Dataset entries
######

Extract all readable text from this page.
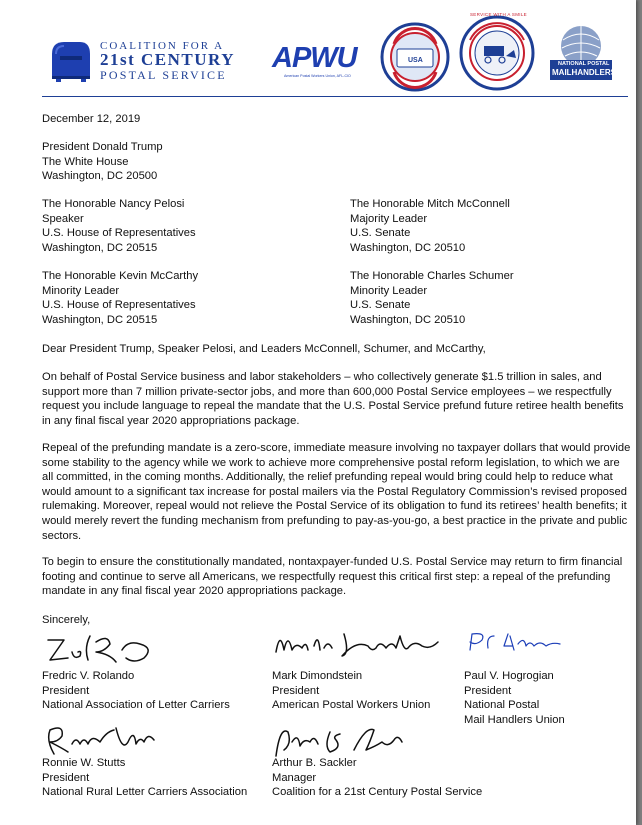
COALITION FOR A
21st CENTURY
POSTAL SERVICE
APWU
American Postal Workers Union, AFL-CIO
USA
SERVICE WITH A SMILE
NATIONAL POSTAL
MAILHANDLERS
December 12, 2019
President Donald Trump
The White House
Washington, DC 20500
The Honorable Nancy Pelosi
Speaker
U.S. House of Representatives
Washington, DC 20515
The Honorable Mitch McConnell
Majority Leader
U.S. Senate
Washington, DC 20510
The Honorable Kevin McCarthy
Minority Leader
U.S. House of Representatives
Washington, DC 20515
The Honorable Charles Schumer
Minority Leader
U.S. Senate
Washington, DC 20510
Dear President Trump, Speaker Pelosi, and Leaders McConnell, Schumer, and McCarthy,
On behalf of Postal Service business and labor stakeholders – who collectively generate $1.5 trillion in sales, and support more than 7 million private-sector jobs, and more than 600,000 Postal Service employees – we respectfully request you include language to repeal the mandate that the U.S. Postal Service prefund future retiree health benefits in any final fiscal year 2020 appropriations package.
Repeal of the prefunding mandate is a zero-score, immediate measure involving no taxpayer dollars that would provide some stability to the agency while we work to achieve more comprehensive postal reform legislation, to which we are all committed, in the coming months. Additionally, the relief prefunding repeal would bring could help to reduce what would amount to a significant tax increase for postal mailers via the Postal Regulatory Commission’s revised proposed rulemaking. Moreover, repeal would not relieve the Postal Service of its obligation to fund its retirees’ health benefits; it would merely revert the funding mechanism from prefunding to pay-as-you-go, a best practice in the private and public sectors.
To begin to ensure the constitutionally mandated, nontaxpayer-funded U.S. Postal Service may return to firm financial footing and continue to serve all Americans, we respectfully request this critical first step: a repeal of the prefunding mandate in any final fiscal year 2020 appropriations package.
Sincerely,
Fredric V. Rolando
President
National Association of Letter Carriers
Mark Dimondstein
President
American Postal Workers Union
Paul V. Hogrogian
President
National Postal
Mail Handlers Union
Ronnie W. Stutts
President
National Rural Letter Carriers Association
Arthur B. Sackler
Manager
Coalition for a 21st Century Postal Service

######

What needs to be done: Without the pictures, output the full listing exactly as it stands.

Full solution:
Extract all readable text from this page.
COALITION FOR A
21st CENTURY
POSTAL SERVICE
APWU
American Postal Workers Union, AFL-CIO
USA
SERVICE WITH A SMILE
NATIONAL POSTAL
MAILHANDLERS
December 12, 2019
President Donald Trump
The White House
Washington, DC 20500
The Honorable Nancy Pelosi
Speaker
U.S. House of Representatives
Washington, DC 20515
The Honorable Mitch McConnell
Majority Leader
U.S. Senate
Washington, DC 20510
The Honorable Kevin McCarthy
Minority Leader
U.S. House of Representatives
Washington, DC 20515
The Honorable Charles Schumer
Minority Leader
U.S. Senate
Washington, DC 20510
Dear President Trump, Speaker Pelosi, and Leaders McConnell, Schumer, and McCarthy,
On behalf of Postal Service business and labor stakeholders – who collectively generate $1.5 trillion in sales, and support more than 7 million private-sector jobs, and more than 600,000 Postal Service employees – we respectfully request you include language to repeal the mandate that the U.S. Postal Service prefund future retiree health benefits in any final fiscal year 2020 appropriations package.
Repeal of the prefunding mandate is a zero-score, immediate measure involving no taxpayer dollars that would provide some stability to the agency while we work to achieve more comprehensive postal reform legislation, to which we are all committed, in the coming months. Additionally, the relief prefunding repeal would bring could help to reduce what would amount to a significant tax increase for postal mailers via the Postal Regulatory Commission’s revised proposed rulemaking. Moreover, repeal would not relieve the Postal Service of its obligation to fund its retirees’ health benefits; it would merely revert the funding mechanism from prefunding to pay-as-you-go, a best practice in the private and public sectors.
To begin to ensure the constitutionally mandated, nontaxpayer-funded U.S. Postal Service may return to firm financial footing and continue to serve all Americans, we respectfully request this critical first step: a repeal of the prefunding mandate in any final fiscal year 2020 appropriations package.
Sincerely,
Fredric V. Rolando
President
National Association of Letter Carriers
Mark Dimondstein
President
American Postal Workers Union
Paul V. Hogrogian
President
National Postal
Mail Handlers Union
Ronnie W. Stutts
President
National Rural Letter Carriers Association
Arthur B. Sackler
Manager
Coalition for a 21st Century Postal Service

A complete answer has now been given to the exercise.